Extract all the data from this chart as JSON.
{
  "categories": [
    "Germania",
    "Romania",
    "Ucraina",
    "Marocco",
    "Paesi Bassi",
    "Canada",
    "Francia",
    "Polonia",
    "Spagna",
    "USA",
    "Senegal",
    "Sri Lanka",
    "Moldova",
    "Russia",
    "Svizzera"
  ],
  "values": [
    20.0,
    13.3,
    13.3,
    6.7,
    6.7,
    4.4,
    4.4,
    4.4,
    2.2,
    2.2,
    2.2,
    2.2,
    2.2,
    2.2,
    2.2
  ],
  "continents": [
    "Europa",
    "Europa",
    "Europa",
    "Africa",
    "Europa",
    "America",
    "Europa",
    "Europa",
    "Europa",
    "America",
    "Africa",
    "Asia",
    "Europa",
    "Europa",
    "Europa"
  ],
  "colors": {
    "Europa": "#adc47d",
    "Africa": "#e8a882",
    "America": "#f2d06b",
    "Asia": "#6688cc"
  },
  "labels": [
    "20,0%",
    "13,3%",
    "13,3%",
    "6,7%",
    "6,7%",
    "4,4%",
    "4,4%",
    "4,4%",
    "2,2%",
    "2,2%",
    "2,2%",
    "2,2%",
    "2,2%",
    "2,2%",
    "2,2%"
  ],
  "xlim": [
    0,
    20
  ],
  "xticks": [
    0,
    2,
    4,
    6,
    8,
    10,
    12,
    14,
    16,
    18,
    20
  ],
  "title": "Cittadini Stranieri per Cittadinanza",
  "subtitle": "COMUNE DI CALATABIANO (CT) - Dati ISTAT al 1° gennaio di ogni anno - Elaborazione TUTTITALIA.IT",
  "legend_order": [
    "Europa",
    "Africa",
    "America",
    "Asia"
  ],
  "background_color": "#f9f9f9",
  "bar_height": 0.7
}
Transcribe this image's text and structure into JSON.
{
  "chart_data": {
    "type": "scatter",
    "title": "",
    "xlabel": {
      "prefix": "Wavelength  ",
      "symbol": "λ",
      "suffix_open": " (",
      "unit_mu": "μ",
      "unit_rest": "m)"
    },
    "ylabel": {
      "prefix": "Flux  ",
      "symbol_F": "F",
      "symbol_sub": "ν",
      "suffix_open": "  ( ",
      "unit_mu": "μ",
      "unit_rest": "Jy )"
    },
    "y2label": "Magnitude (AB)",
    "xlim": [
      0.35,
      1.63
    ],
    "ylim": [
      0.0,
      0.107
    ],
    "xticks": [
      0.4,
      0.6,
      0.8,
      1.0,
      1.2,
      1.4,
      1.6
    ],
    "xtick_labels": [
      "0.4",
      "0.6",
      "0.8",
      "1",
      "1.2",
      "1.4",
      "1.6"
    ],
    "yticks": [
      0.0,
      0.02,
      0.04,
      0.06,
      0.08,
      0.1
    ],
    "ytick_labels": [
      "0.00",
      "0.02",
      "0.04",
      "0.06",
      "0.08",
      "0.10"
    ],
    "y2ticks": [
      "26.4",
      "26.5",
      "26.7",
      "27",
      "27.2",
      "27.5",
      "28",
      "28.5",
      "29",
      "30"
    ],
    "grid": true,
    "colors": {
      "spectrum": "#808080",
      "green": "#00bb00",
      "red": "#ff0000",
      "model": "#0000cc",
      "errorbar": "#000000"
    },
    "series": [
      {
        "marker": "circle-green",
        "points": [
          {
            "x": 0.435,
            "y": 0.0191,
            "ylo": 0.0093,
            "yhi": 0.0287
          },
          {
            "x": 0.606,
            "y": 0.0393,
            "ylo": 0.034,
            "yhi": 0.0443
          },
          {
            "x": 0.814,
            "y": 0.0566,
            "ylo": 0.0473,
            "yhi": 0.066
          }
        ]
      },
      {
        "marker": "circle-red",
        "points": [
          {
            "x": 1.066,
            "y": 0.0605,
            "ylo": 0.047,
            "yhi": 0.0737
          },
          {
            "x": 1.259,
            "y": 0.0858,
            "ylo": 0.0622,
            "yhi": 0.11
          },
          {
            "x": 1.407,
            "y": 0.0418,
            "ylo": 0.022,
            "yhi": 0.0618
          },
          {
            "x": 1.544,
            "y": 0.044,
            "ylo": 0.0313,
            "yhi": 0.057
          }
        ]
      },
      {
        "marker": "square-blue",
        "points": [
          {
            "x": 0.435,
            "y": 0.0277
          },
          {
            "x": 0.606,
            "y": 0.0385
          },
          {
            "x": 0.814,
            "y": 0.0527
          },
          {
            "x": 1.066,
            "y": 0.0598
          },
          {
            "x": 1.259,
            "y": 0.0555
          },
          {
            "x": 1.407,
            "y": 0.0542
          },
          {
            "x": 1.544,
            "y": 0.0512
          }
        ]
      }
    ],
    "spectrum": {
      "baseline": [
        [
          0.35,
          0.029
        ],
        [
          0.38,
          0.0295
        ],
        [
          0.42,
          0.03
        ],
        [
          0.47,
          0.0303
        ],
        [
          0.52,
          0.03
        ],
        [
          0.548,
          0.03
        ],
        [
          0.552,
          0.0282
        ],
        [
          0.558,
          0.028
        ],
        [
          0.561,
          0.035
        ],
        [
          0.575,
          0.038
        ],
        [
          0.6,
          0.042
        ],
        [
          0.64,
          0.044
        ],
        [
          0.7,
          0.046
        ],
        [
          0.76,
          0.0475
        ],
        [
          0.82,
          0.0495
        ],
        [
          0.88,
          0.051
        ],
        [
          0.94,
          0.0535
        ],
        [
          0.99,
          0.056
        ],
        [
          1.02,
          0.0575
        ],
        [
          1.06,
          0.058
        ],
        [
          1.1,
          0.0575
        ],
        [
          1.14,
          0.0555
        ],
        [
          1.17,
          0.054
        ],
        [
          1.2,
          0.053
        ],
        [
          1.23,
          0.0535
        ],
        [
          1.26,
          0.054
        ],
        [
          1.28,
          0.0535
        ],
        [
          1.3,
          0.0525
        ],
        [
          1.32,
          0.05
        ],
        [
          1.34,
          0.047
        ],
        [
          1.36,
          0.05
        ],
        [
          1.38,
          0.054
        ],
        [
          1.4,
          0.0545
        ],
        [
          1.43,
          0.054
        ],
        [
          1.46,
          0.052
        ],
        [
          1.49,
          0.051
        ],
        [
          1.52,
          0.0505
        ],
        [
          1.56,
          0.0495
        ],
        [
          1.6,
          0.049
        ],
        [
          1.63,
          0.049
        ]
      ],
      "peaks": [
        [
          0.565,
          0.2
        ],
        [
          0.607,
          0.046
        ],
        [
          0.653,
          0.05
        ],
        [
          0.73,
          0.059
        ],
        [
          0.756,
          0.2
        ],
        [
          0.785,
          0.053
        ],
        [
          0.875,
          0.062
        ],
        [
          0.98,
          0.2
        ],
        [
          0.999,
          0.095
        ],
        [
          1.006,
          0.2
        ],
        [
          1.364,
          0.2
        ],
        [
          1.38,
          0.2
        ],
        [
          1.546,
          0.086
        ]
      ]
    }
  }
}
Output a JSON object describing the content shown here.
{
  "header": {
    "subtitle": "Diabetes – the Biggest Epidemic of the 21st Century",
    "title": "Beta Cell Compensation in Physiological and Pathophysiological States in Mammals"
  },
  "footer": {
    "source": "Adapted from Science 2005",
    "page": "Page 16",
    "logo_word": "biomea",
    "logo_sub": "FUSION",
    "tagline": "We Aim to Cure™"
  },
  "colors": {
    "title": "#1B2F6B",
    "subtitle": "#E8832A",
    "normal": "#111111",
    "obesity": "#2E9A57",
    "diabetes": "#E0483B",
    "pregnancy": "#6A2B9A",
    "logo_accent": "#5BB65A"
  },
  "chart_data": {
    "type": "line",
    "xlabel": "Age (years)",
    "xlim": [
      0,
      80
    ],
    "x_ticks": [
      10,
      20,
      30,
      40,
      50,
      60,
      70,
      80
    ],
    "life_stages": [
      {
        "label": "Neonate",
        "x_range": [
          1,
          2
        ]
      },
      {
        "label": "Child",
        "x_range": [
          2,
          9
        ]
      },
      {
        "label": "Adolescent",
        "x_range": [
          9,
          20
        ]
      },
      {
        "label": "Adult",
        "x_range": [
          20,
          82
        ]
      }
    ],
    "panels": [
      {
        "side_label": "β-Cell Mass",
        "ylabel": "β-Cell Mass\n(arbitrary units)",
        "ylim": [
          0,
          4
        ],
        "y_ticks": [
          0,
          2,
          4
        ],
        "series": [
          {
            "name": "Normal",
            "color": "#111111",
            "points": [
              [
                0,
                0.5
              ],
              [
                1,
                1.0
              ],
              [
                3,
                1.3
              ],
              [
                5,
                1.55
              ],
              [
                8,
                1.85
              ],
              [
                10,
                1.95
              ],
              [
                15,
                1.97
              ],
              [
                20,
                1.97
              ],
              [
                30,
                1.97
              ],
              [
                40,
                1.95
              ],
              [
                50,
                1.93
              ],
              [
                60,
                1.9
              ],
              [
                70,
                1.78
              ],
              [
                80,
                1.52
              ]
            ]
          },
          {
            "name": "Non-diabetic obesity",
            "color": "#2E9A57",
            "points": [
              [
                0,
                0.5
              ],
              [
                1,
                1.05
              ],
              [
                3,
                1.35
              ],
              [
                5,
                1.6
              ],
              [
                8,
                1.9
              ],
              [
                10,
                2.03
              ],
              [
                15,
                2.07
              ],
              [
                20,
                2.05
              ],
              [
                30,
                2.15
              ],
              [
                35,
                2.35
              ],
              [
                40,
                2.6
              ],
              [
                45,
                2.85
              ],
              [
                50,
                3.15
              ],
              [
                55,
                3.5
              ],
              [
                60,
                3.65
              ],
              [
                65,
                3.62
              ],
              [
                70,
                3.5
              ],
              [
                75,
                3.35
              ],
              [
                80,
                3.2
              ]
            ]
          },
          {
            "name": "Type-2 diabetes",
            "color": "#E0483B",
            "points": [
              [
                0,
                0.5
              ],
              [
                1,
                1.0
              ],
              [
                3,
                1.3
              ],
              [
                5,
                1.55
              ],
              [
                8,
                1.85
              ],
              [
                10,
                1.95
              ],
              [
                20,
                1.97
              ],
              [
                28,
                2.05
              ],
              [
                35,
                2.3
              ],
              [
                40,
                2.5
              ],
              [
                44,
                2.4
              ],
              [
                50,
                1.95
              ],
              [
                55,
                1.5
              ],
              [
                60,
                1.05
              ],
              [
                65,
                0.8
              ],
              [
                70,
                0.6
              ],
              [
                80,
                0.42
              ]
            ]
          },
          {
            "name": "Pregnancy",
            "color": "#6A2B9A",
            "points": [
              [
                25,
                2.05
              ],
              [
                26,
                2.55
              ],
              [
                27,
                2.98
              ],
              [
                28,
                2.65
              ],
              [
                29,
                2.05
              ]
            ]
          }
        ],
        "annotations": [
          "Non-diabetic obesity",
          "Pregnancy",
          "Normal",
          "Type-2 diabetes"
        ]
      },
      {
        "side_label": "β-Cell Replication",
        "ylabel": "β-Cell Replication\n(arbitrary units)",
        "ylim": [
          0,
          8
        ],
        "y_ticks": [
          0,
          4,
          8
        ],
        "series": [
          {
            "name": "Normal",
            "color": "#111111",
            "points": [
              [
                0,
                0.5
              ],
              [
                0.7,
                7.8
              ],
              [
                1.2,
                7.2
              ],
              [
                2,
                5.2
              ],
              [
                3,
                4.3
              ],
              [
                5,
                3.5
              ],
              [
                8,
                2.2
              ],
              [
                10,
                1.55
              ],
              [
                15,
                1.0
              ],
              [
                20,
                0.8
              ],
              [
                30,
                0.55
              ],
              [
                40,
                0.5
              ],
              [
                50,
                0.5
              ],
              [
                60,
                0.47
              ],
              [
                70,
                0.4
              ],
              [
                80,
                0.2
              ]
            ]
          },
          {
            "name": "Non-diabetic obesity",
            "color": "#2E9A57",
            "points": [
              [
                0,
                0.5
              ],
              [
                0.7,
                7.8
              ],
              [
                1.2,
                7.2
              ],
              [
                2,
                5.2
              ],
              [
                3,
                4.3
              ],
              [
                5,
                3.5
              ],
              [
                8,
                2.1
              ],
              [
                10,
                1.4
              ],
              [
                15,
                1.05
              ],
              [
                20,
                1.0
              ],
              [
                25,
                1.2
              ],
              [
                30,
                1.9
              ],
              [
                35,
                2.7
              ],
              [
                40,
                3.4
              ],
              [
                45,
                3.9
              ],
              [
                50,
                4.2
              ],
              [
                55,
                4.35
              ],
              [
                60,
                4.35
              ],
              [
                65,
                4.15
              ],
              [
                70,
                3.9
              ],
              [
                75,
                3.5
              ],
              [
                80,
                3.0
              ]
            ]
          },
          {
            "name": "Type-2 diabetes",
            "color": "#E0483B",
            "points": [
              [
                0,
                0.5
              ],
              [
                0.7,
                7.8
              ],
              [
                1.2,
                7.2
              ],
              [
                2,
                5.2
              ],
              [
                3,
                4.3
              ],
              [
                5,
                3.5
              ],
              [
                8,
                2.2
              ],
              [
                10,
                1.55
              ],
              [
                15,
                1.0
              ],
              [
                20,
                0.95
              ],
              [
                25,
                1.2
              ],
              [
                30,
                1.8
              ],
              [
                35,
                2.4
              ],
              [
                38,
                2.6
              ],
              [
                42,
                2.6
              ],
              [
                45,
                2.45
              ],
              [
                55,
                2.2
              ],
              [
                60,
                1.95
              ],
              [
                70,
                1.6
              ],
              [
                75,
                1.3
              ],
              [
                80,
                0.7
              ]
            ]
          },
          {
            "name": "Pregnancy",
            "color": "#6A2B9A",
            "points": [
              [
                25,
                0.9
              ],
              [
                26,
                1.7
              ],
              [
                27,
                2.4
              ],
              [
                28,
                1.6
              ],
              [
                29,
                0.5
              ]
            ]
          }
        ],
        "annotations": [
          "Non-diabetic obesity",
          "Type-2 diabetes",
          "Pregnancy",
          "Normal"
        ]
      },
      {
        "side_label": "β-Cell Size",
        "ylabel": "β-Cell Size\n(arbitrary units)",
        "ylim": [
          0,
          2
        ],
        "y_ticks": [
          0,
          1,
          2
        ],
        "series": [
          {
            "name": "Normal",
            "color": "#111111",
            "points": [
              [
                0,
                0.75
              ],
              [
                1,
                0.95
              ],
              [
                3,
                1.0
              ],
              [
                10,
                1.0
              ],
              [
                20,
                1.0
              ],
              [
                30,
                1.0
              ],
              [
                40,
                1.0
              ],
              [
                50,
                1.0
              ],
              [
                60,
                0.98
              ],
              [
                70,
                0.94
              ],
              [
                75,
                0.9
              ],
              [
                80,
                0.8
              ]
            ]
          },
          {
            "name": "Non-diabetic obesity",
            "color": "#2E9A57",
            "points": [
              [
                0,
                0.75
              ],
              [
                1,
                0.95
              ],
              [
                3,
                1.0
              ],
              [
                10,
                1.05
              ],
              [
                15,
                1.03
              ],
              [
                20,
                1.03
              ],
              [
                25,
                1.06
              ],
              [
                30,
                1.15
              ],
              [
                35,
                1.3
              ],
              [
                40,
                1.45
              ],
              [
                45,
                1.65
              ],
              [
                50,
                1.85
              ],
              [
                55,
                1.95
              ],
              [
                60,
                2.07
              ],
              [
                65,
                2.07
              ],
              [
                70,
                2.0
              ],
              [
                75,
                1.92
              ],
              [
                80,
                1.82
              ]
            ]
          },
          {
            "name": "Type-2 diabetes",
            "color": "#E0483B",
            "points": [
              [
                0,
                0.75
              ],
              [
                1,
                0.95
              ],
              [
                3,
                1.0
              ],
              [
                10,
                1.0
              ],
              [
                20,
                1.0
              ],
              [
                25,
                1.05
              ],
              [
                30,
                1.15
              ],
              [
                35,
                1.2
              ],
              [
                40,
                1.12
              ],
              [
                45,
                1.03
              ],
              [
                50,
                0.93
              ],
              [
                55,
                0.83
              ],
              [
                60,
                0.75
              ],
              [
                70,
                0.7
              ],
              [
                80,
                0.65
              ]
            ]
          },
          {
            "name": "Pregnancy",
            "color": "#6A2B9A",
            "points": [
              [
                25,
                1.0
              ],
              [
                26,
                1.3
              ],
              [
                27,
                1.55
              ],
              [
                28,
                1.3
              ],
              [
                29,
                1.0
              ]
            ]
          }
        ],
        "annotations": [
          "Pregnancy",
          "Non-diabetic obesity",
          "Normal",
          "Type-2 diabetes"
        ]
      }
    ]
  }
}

◆ ◆ ◆ ◆ ◆

=== Exercise ===
Make a list of all lines in the data that contain "ylabel".

=== Output ===
    "ylabel": {
        "ylabel": "β-Cell Mass\n(arbitrary units)",
        "ylabel": "β-Cell Replication\n(arbitrary units)",
        "ylabel": "β-Cell Size\n(arbitrary units)",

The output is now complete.